Copy the stretch of the XFS allocation patch below from "Signed-off-by: Brian Foster" through "insertions(+), 97 deletions(-)", keeping every character unchanged.

ARTICLE:
● ● ●

Signed-off-by: Brian Foster <bfoster@redhat.com>
---
 fs/xfs/libxfs/xfs_alloc.c | 224 +++++++++++++++++++++-----------------
 1 file changed, 127 insertions(+), 97 deletions(-)

diff --git a/fs/xfs/libxfs/xfs_alloc.c b/fs/xfs/libxfs/xfs_alloc.c
index 76affbcbd5ff..a7e3daa16717 100644
--- a/fs/xfs/libxfs/xfs_alloc.c
+++ b/fs/xfs/libxfs/xfs_alloc.c
@@ -980,6 +980,119 @@ xfs_alloc_find_best_extent(
 	return error;
 }
 
+/*
+ * First NEAR algorithm. If the requested extent is large wrt the freespace
+ * available in this AG, then the cursor will point to a btree entry near the
+ * right edge of the tree. If it's in the last btree leaf block, then we just
+ * examine all the entries in that block that are big enough and pick the best
+ * one.
+ */
+STATIC int
+xfs_alloc_ag_vextent_near_cntbt(
+	struct xfs_alloc_arg	*args,
+	struct xfs_btree_cur	*cnt_cur,
+	bool			*busy,
+	unsigned		*busy_gen,
+	int			*done)

● ● ●

ENTRIES SUPPLIED:
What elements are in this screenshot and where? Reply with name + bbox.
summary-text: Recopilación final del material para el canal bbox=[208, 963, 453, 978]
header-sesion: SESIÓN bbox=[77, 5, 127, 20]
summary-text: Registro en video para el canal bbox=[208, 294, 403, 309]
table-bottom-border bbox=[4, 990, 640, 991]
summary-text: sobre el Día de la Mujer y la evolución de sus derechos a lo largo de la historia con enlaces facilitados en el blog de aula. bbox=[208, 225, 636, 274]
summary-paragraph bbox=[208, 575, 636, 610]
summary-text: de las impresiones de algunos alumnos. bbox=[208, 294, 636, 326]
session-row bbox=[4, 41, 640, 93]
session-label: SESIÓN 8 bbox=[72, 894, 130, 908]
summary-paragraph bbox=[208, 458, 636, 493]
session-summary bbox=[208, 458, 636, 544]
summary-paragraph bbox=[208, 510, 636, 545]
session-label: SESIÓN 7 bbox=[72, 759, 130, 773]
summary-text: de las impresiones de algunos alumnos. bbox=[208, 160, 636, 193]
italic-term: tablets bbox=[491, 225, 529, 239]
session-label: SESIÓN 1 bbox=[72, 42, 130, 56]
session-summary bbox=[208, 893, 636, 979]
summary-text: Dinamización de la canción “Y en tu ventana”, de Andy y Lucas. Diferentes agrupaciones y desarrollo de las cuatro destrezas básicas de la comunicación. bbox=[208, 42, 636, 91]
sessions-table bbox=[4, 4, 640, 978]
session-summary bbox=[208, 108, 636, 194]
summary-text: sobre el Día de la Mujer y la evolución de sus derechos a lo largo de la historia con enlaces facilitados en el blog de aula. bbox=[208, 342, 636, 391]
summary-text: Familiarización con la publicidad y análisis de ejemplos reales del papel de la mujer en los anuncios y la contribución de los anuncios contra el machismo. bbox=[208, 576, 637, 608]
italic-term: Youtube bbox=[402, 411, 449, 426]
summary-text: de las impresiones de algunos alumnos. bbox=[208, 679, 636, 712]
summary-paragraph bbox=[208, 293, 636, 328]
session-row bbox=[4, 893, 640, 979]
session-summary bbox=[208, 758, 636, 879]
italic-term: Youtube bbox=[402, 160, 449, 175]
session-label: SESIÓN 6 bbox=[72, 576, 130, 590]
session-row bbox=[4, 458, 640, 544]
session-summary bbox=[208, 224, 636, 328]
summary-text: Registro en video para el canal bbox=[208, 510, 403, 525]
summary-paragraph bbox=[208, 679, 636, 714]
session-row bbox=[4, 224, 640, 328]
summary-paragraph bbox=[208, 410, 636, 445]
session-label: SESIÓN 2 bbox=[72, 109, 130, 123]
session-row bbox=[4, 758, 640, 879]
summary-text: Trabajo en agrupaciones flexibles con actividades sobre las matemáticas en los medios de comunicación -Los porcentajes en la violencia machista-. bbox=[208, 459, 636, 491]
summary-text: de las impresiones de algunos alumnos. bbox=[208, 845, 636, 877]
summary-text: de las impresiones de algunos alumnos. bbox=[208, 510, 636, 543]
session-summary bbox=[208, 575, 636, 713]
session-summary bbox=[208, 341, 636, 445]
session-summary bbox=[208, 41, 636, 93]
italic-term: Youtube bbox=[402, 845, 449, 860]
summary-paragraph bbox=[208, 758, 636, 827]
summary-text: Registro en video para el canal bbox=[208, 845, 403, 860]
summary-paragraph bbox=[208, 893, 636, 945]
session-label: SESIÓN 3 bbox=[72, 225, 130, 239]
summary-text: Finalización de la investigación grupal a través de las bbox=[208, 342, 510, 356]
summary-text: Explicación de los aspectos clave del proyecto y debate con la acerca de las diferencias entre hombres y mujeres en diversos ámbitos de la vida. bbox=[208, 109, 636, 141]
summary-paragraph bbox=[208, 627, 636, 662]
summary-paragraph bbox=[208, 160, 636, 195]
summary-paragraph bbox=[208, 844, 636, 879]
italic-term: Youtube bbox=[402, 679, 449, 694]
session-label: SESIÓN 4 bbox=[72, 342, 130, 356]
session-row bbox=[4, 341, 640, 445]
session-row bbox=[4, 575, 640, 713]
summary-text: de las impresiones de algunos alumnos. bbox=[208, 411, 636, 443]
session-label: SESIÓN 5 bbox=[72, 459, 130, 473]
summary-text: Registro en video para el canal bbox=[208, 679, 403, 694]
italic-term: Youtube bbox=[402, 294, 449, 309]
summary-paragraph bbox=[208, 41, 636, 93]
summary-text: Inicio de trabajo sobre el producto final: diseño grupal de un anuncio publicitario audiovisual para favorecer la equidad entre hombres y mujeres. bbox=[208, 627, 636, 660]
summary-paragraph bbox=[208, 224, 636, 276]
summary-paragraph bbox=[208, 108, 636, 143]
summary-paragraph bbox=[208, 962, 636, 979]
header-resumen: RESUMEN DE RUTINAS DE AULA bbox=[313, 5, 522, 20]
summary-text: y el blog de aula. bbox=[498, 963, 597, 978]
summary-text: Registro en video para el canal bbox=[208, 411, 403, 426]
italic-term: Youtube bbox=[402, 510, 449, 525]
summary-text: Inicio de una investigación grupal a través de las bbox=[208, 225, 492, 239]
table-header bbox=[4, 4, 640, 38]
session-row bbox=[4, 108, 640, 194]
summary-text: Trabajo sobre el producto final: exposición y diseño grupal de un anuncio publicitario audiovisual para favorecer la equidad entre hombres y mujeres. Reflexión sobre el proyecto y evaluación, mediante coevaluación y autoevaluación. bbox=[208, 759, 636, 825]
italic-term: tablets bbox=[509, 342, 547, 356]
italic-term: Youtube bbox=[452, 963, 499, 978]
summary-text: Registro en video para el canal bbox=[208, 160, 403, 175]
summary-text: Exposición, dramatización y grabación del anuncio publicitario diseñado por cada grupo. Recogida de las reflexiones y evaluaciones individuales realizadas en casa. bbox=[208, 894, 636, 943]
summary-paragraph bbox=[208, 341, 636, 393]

● ● ●

FINAL RESULT:
Signed-off-by: Brian Foster <bfoster@redhat.com>
---
 fs/xfs/libxfs/xfs_alloc.c | 224 +++++++++++++++++++++-----------------
 1 file changed, 127 insertions(+), 97 deletions(-)